--- Consigna 1 ---
En el texto sobre el jabalí y las yeguas Comtois, ¿quién le puso al jabalí el apodo de “Babe”?
--- Consigna 2 ---
Escribe la continuación del texto sobre el jabalí huérfano y las yeguas Comtois a partir de su última oración.

En la región de Haute-Loire, Francia, cerca del pueblo de Lantriac, se ha desarrollado un inusual vínculo entre un joven jabalí y una manada de caballos Comtois. El jabalí, apodado “Babe” en referencia al personaje de la película, quedó huérfano a una edad temprana y ha buscado la protección de los caballos, específicamente las yeguas Comtois propiedad del agricultor local Denis Gervaix.
Según los informes, esta peculiar compañía fue observada por primera vez hace varias semanas. A pesar de mantener una distancia prudente de los humanos, mostrando la cautela típica de su especie, el jabalí demuestra total confianza en los caballos, visitándolos diariamente en un lugar a pocos metros de las primeras viviendas del pueblo.
Léa Gervaix, hija de Denis, fue quien le dio al jabalí su apodo. Denis Gervaix, el único operador agrícola del pueblo, confirmó la presencia de fauna en la zona, incluyendo ciervos y jabalíes, señalando que las historias sobre encuentros con estos animales son comunes en la región, recordando relatos que se remontan a siglos atrás. Recientemente se llevaron a cabo cacerías organizadas en el sector antes de que surgiera esta inusual relación.

--- Conjunto de datos ---
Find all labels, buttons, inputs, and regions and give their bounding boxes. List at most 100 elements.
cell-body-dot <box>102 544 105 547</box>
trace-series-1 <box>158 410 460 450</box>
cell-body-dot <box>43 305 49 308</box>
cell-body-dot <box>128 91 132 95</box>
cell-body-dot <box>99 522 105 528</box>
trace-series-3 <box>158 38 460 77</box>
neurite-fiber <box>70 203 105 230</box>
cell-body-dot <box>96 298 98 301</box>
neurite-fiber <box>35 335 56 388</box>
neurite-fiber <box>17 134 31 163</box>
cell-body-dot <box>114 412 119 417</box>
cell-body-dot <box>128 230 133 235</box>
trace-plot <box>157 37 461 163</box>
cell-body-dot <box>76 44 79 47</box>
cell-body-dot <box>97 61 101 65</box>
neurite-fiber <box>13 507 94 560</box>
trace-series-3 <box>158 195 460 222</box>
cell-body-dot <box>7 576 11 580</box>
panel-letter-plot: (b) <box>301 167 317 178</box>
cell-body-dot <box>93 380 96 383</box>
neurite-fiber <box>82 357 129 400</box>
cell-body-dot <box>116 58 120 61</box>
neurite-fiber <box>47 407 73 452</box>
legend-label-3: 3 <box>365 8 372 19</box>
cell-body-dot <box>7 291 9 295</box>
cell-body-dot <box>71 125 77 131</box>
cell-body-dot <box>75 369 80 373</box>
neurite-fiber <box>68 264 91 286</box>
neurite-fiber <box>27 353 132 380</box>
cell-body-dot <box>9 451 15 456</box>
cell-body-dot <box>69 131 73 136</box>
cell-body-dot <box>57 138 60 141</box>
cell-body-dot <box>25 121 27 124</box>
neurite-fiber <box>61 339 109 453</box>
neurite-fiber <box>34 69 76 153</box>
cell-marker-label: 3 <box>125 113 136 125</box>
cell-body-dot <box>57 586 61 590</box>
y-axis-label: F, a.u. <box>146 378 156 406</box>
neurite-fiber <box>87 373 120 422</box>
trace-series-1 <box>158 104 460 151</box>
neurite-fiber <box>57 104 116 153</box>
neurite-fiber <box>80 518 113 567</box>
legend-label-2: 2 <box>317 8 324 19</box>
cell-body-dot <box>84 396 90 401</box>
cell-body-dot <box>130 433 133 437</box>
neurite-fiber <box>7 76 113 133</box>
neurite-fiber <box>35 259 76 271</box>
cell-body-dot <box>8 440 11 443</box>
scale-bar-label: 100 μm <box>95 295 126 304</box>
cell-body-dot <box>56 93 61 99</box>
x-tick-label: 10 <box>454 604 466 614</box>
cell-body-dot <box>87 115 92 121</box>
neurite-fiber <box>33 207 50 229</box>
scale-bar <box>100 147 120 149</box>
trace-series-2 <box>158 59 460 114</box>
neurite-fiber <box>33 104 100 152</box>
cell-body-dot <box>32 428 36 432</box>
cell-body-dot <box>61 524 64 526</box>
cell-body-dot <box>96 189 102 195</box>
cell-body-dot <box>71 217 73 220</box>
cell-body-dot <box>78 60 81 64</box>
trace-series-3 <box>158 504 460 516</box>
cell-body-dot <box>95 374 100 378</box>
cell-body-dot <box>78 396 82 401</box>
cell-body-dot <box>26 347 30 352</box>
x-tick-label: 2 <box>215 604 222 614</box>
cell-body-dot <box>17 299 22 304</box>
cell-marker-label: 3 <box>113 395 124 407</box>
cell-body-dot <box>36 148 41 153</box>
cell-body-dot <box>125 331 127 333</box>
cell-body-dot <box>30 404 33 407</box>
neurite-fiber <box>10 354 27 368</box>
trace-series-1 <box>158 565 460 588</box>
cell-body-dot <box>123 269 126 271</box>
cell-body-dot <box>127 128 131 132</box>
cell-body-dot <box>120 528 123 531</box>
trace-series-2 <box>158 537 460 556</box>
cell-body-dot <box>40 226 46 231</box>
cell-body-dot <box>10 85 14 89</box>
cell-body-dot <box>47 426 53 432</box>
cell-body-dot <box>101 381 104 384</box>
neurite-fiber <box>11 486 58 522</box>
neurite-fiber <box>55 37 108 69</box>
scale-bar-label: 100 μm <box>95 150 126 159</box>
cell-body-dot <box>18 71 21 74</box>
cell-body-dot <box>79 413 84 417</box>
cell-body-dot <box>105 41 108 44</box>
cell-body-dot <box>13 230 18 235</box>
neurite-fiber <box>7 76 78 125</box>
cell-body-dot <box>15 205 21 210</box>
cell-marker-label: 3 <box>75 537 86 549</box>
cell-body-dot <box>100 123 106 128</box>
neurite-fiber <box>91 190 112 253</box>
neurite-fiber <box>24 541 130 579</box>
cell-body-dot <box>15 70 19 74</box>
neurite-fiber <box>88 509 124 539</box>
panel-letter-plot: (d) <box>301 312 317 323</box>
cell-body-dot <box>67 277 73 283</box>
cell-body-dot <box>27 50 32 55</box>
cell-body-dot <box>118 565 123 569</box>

--- Respuesta del ejercicio 1 ---
Léa Gervaix, hija del agricultor Denis Gervaix.

--- Respuesta del ejercicio 2 ---
La situación ha cautivado a la comunidad local, ofreciendo un capítulo menos conflictivo en la continua interacción entre humanos y vida silvestre. El jabalí permite que los humanos se acerquen solo cuando está cerca de los caballos, pero interactúa libremente con las yeguas Comtois. El animal se ha convertido en una atracción local, llamando la atención sobre la sorprendente coexistencia de la vida silvestre y la agricultura en la zona.
Una periodista, Mélanie Cottrez, se encontró con un jabalí domesticado similar durante un reportaje en una granja, confundiéndolo inicialmente con un perro. Este incidente, aunque separado, destaca el potencial de relaciones inusuales entre humanos y jabalíes.